[Task goal] Find the string "nature" in the records. Copy every line it appears in.

[Supplied data]

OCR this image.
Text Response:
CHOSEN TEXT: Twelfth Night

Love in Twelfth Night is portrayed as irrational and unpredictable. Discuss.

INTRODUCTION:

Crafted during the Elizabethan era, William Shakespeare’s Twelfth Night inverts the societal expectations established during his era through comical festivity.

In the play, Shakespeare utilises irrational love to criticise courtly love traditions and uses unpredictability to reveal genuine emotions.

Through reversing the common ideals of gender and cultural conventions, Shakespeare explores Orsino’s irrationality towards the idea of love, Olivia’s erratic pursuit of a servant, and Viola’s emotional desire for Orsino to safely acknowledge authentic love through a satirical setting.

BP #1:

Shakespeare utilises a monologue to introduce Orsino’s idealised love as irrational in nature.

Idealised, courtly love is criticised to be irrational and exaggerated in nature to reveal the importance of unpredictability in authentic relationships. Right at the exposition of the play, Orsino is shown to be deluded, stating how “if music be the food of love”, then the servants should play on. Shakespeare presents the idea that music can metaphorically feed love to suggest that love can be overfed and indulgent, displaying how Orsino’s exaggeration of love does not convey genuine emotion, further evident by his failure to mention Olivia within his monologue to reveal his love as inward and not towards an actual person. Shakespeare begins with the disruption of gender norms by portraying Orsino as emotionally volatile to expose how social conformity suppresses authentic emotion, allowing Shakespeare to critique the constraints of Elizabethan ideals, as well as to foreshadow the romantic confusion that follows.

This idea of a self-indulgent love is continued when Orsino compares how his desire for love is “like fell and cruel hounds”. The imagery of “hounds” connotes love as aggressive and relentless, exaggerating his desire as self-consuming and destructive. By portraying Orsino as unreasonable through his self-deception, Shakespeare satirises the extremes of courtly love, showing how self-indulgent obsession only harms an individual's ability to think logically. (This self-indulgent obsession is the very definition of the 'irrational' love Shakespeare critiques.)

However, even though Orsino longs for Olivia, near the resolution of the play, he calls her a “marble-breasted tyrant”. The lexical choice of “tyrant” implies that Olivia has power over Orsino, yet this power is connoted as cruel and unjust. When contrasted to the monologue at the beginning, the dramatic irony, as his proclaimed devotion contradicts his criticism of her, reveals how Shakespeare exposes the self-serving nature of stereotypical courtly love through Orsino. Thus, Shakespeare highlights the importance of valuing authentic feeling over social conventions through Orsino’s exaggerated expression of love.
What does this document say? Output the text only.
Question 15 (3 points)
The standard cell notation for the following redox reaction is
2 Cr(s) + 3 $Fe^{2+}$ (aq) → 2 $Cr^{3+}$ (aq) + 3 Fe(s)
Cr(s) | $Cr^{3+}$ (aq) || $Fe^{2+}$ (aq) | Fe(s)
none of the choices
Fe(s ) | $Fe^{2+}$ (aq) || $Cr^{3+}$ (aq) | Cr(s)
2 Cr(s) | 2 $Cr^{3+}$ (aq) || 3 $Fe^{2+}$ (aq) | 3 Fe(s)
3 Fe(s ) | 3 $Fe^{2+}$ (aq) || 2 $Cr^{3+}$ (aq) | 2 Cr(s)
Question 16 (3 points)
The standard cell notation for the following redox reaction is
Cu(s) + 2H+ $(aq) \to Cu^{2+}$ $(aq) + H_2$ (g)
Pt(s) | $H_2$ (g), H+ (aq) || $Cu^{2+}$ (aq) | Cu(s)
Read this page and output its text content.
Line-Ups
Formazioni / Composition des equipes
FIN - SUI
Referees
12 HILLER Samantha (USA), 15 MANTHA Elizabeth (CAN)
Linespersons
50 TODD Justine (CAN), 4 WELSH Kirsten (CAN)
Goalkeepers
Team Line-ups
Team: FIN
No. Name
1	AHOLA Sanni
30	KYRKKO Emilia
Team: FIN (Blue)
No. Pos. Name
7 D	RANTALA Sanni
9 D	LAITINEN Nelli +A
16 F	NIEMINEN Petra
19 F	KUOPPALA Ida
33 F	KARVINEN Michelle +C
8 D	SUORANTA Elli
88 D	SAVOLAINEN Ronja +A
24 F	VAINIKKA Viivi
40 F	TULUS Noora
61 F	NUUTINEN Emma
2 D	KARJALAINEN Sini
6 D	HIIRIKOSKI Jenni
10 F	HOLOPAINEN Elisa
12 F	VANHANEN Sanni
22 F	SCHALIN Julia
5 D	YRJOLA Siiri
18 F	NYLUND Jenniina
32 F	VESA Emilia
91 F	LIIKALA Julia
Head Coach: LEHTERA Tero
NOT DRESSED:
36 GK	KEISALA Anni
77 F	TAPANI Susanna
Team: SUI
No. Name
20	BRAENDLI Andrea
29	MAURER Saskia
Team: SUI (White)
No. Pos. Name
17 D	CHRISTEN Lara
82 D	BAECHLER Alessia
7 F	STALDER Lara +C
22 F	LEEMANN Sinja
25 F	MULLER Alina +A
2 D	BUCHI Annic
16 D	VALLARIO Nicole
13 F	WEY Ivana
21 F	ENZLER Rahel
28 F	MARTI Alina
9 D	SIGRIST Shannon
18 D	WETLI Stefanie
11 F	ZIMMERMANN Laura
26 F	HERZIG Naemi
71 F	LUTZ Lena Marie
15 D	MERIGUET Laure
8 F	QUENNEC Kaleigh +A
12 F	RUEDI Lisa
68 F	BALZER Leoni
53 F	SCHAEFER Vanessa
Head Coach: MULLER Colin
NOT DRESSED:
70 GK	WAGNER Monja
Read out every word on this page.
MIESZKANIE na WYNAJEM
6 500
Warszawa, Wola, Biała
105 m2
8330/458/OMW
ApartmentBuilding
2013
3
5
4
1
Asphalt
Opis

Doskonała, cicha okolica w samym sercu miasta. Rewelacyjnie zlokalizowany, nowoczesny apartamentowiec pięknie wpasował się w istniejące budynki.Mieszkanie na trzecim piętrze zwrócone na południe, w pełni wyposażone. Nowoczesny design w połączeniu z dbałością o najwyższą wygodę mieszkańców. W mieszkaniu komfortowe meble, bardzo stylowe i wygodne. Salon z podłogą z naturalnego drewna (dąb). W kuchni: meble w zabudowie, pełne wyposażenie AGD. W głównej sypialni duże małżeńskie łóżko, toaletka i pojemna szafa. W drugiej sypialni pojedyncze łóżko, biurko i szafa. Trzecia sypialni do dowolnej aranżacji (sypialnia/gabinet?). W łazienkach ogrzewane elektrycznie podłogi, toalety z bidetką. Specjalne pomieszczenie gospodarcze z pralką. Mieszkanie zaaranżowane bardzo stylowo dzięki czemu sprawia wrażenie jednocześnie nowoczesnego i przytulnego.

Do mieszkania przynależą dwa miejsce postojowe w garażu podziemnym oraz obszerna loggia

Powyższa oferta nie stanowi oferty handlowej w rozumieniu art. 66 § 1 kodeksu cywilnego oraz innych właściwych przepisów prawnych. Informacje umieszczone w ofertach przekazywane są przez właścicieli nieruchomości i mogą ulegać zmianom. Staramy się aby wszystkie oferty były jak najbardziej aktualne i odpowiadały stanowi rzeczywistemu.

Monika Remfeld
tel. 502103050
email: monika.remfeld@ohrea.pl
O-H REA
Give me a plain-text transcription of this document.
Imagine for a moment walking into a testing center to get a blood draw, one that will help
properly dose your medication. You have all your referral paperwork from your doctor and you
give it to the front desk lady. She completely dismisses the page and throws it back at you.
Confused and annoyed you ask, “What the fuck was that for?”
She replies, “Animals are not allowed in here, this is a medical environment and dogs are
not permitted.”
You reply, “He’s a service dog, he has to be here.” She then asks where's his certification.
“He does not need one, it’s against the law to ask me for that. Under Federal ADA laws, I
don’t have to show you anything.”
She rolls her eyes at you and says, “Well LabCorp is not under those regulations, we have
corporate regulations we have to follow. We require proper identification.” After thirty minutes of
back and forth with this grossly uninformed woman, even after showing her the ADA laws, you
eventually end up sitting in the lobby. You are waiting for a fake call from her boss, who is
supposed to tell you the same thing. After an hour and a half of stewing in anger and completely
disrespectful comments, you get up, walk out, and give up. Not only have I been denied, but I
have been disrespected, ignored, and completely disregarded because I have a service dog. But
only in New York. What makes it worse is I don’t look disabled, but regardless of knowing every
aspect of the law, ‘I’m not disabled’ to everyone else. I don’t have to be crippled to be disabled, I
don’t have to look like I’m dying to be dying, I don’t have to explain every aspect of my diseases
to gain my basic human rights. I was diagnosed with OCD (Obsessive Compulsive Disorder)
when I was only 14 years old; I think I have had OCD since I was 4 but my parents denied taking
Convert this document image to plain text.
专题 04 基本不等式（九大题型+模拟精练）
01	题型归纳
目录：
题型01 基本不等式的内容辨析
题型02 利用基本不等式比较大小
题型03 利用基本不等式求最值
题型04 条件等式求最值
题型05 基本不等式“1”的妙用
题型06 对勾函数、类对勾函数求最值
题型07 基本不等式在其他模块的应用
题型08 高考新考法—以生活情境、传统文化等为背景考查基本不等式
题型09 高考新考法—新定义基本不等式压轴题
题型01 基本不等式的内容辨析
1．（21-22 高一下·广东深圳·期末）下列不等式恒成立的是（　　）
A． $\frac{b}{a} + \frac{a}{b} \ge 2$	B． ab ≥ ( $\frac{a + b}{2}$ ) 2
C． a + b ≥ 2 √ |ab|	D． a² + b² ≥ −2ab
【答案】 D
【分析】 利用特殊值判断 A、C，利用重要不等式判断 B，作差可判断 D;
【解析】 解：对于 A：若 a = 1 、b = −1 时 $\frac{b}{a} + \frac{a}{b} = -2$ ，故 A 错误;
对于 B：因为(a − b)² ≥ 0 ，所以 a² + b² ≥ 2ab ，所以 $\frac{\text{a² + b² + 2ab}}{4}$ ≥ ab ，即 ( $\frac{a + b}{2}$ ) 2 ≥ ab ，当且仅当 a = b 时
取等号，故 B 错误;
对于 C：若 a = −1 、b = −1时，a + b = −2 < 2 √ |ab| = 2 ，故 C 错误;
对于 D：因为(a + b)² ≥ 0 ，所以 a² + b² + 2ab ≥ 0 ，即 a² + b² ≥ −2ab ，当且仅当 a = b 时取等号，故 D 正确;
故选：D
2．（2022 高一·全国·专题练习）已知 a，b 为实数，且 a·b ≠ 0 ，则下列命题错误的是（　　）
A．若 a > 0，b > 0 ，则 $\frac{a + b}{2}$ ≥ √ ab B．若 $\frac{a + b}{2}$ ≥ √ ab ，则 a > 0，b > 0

[Expected answer]
Shakespeare utilises a monologue to introduce Orsino’s idealised love as irrational in nature.
Idealised, courtly love is criticised to be irrational and exaggerated in nature to reveal the importance of unpredictability in authentic relationships. Right at the exposition of the play, Orsino is shown to be deluded, stating how “if music be the food of love”, then the servants should play on. Shakespeare presents the idea that music can metaphorically feed love to suggest that love can be overfed and indulgent, displaying how Orsino’s exaggeration of love does not convey genuine emotion, further evident by his failure to mention Olivia within his monologue to reveal his love as inward and not towards an actual person. Shakespeare begins with the disruption of gender norms by portraying Orsino as emotionally volatile to expose how social conformity suppresses authentic emotion, allowing Shakespeare to critique the constraints of Elizabethan ideals, as well as to foreshadow the romantic confusion that follows.
However, even though Orsino longs for Olivia, near the resolution of the play, he calls her a “marble-breasted tyrant”. The lexical choice of “tyrant” implies that Olivia has power over Orsino, yet this power is connoted as cruel and unjust. When contrasted to the monologue at the beginning, the dramatic irony, as his proclaimed devotion contradicts his criticism of her, reveals how Shakespeare exposes the self-serving nature of stereotypical courtly love through Orsino. Thus, Shakespeare highlights the importance of valuing authentic feeling over social conventions through Orsino’s exaggerated expression of love.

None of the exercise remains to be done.